* WHAT YOU SHOULD DO *
Set down, word for word, the entries from the first line through the line that contains "bubble-point: [229, 258, 246, 275]", including both.

------------------------------------------------------------------------

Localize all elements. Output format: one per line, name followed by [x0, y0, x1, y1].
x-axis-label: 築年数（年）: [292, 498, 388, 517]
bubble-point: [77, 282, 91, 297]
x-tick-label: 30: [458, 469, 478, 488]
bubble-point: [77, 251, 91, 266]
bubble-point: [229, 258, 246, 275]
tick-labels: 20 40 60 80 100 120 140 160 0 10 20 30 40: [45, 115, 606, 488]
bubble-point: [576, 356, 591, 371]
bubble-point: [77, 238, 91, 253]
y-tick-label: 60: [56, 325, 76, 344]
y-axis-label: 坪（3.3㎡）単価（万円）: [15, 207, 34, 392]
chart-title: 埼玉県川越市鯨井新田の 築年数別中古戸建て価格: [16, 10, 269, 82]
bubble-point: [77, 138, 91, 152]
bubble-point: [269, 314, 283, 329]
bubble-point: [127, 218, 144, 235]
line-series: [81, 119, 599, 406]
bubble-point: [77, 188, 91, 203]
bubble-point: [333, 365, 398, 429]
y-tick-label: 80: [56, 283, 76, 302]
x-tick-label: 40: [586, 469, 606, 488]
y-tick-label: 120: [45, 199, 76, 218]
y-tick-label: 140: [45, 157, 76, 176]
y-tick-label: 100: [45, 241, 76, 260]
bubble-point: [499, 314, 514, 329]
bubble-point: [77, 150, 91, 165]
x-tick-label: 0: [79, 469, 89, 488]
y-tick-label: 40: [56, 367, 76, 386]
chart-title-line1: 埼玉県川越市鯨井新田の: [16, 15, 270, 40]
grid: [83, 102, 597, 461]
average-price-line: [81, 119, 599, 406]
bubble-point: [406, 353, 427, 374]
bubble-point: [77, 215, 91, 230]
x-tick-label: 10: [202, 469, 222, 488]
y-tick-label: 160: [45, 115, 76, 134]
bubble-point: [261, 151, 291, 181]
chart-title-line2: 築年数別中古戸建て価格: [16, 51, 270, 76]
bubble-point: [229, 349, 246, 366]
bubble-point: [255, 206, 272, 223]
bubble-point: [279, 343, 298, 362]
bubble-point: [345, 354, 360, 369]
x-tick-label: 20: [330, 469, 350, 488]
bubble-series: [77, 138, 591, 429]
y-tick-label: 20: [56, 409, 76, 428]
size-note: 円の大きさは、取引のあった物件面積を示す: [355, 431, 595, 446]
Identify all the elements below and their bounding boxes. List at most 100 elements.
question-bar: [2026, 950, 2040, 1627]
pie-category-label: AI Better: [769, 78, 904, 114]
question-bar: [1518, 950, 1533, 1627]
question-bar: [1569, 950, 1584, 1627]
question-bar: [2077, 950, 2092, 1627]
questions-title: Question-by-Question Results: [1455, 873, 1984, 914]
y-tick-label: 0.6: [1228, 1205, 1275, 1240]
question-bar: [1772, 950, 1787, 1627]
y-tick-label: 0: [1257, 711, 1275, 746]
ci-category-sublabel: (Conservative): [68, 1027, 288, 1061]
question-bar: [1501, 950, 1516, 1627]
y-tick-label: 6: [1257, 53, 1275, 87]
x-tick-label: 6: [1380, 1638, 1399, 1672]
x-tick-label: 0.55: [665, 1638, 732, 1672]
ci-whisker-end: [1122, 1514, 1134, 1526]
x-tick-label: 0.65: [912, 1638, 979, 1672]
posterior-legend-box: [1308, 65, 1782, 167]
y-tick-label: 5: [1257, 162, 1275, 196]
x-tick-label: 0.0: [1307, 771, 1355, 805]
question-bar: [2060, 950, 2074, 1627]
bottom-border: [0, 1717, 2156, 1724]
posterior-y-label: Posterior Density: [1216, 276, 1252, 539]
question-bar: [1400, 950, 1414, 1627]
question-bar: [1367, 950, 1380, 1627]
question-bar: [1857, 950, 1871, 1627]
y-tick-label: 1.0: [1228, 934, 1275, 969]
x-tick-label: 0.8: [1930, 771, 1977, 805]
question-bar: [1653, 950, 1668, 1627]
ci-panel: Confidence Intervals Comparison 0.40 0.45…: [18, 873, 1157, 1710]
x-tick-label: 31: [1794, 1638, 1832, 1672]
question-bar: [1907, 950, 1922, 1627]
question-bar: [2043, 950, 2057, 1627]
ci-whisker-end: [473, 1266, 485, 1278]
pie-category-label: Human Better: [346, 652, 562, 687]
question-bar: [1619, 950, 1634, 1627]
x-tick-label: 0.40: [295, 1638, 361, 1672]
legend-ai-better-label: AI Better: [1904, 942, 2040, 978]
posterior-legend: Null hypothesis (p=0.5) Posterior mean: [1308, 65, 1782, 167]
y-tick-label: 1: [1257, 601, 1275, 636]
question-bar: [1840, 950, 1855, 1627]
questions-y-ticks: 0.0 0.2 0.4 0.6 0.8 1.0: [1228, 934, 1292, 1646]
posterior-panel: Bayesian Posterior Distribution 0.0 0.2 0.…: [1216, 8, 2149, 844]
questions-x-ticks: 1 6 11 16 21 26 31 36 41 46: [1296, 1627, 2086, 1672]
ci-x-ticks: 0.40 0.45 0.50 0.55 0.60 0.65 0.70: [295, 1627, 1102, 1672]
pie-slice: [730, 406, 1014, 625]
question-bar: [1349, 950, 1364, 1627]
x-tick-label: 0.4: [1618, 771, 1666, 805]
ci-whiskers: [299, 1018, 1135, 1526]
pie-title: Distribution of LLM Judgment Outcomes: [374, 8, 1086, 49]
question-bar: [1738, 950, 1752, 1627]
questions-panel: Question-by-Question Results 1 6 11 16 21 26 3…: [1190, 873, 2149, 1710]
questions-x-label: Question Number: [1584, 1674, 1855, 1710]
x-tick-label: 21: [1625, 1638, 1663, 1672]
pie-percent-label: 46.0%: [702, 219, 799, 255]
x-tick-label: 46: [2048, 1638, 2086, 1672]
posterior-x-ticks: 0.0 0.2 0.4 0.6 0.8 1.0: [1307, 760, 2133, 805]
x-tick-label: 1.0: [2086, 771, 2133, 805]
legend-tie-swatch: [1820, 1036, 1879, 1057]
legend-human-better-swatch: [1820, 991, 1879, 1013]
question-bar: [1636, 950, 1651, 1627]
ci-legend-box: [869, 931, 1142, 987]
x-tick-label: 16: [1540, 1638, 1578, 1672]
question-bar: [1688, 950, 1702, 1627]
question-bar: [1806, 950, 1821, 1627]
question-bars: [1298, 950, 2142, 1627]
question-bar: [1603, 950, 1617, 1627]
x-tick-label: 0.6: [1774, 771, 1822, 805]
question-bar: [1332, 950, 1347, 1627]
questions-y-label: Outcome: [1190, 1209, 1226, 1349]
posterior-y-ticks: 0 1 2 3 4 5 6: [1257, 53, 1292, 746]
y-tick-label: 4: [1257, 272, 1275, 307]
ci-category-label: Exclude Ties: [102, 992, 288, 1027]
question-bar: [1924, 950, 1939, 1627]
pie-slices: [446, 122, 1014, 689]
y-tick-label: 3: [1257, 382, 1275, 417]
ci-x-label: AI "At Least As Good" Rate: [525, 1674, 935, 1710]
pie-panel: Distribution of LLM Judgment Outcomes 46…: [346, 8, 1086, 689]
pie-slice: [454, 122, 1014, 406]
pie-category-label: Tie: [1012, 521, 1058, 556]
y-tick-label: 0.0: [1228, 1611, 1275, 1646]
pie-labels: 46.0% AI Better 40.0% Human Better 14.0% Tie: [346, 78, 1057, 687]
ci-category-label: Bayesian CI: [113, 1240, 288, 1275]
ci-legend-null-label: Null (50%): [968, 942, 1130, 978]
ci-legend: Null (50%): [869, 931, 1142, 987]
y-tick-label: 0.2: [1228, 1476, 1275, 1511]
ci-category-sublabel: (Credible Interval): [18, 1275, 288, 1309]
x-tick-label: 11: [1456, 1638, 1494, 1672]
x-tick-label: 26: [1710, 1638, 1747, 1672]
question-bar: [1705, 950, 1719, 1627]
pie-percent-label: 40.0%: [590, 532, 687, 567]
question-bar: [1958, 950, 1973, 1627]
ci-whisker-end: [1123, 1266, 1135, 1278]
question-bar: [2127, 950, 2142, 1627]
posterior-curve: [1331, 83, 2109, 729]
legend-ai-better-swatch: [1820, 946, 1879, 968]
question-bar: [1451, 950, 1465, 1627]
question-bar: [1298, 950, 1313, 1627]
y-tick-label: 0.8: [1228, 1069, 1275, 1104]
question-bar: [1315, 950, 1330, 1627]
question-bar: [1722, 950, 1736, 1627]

------------------------------------------------------------------------

* RESULT *
Localize all elements. Output format: one per line, name followed by [x0, y0, x1, y1].
x-axis-label: 築年数（年）: [292, 498, 388, 517]
bubble-point: [77, 282, 91, 297]
x-tick-label: 30: [458, 469, 478, 488]
bubble-point: [77, 251, 91, 266]
bubble-point: [229, 258, 246, 275]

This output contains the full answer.